Required work: Present the lines below as a numbered list, starting at the first line and ending at the line that contains "data-point (1023, 1322, 1041, 1340)", with both included. Leave out any blank lines.

[Element-and-box listings]
______________________________
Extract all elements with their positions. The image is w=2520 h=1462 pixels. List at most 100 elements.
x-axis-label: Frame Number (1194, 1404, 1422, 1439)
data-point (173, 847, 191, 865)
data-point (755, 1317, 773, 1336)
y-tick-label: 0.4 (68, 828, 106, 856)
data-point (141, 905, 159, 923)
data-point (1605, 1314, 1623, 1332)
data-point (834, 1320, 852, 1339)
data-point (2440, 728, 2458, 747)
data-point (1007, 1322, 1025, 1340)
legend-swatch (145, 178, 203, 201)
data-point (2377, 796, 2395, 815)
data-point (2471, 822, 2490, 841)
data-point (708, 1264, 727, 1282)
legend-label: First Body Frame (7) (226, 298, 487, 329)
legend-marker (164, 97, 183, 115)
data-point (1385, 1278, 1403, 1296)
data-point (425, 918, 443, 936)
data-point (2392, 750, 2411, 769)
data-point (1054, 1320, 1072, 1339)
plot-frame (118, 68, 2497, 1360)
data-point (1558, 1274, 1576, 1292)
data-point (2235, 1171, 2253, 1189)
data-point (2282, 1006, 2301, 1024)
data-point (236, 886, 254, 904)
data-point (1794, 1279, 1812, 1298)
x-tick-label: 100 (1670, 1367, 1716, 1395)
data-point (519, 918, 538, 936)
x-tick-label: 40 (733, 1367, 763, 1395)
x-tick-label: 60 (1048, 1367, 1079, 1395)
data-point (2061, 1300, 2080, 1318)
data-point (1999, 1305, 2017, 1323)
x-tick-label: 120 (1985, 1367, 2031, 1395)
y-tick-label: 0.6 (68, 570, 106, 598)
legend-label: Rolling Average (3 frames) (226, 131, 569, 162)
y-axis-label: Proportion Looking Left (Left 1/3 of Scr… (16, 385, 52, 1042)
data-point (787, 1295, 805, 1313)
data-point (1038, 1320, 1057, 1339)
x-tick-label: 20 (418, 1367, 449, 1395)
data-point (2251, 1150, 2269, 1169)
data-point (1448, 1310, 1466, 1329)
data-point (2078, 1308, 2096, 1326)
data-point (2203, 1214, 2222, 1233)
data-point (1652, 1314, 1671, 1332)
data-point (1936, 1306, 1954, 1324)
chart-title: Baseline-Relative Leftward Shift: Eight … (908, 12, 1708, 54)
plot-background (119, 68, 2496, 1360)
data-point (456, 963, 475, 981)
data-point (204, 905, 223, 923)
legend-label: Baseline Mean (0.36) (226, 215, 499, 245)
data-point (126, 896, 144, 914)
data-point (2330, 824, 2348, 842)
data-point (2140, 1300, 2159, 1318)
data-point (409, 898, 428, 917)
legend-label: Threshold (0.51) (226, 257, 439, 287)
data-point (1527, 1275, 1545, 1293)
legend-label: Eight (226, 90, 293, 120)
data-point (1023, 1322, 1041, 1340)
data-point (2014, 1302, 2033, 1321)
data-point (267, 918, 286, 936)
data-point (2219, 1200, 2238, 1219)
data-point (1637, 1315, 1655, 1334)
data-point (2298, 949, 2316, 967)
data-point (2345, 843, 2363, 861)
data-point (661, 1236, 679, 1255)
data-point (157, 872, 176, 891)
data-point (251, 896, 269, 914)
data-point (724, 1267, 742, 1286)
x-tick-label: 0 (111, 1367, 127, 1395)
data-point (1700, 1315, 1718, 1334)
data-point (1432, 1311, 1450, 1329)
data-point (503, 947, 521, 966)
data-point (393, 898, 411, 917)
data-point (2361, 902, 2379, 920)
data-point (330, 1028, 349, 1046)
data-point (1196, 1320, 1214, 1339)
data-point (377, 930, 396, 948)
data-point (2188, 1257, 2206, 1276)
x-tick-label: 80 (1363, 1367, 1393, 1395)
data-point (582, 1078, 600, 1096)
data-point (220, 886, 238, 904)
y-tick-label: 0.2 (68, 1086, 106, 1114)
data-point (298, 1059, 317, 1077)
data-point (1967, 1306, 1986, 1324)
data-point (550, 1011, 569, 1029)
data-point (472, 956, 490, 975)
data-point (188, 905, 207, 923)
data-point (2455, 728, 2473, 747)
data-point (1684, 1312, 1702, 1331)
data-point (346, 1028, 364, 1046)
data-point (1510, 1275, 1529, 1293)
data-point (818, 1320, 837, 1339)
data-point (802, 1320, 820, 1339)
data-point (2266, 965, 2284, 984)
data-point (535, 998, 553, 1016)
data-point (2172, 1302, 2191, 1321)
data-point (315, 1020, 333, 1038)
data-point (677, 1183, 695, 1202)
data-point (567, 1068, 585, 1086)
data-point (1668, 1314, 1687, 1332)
______________________________
Solution for this exercise:
1. Extract all elements with their positions. The image is w=2520 h=1462 pixels. List at most 100 elements.
2. x-axis-label: Frame Number (1194, 1404, 1422, 1439)
3. data-point (173, 847, 191, 865)
4. data-point (755, 1317, 773, 1336)
5. y-tick-label: 0.4 (68, 828, 106, 856)
6. data-point (141, 905, 159, 923)
7. data-point (1605, 1314, 1623, 1332)
8. data-point (834, 1320, 852, 1339)
9. data-point (2440, 728, 2458, 747)
10. data-point (1007, 1322, 1025, 1340)
11. legend-swatch (145, 178, 203, 201)
12. data-point (2377, 796, 2395, 815)
13. data-point (2471, 822, 2490, 841)
14. data-point (708, 1264, 727, 1282)
15. legend-label: First Body Frame (7) (226, 298, 487, 329)
16. legend-marker (164, 97, 183, 115)
17. data-point (1385, 1278, 1403, 1296)
18. data-point (425, 918, 443, 936)
19. data-point (2392, 750, 2411, 769)
20. data-point (1054, 1320, 1072, 1339)
21. plot-frame (118, 68, 2497, 1360)
22. data-point (1558, 1274, 1576, 1292)
23. data-point (2235, 1171, 2253, 1189)
24. data-point (2282, 1006, 2301, 1024)
25. data-point (236, 886, 254, 904)
26. data-point (1794, 1279, 1812, 1298)
27. x-tick-label: 100 (1670, 1367, 1716, 1395)
28. data-point (519, 918, 538, 936)
29. x-tick-label: 40 (733, 1367, 763, 1395)
30. x-tick-label: 60 (1048, 1367, 1079, 1395)
31. data-point (2061, 1300, 2080, 1318)
32. data-point (1999, 1305, 2017, 1323)
33. x-tick-label: 120 (1985, 1367, 2031, 1395)
34. y-tick-label: 0.6 (68, 570, 106, 598)
35. legend-label: Rolling Average (3 frames) (226, 131, 569, 162)
36. y-axis-label: Proportion Looking Left (Left 1/3 of Scr… (16, 385, 52, 1042)
37. data-point (787, 1295, 805, 1313)
38. data-point (1038, 1320, 1057, 1339)
39. x-tick-label: 20 (418, 1367, 449, 1395)
40. data-point (2251, 1150, 2269, 1169)
41. data-point (1448, 1310, 1466, 1329)
42. data-point (2078, 1308, 2096, 1326)
43. data-point (2203, 1214, 2222, 1233)
44. data-point (1652, 1314, 1671, 1332)
45. data-point (1936, 1306, 1954, 1324)
46. chart-title: Baseline-Relative Leftward Shift: Eight … (908, 12, 1708, 54)
47. plot-background (119, 68, 2496, 1360)
48. data-point (456, 963, 475, 981)
49. data-point (204, 905, 223, 923)
50. legend-label: Baseline Mean (0.36) (226, 215, 499, 245)
51. data-point (126, 896, 144, 914)
52. data-point (2330, 824, 2348, 842)
53. data-point (2140, 1300, 2159, 1318)
54. data-point (409, 898, 428, 917)
55. legend-label: Threshold (0.51) (226, 257, 439, 287)
56. data-point (1527, 1275, 1545, 1293)
57. legend-label: Eight (226, 90, 293, 120)
58. data-point (1023, 1322, 1041, 1340)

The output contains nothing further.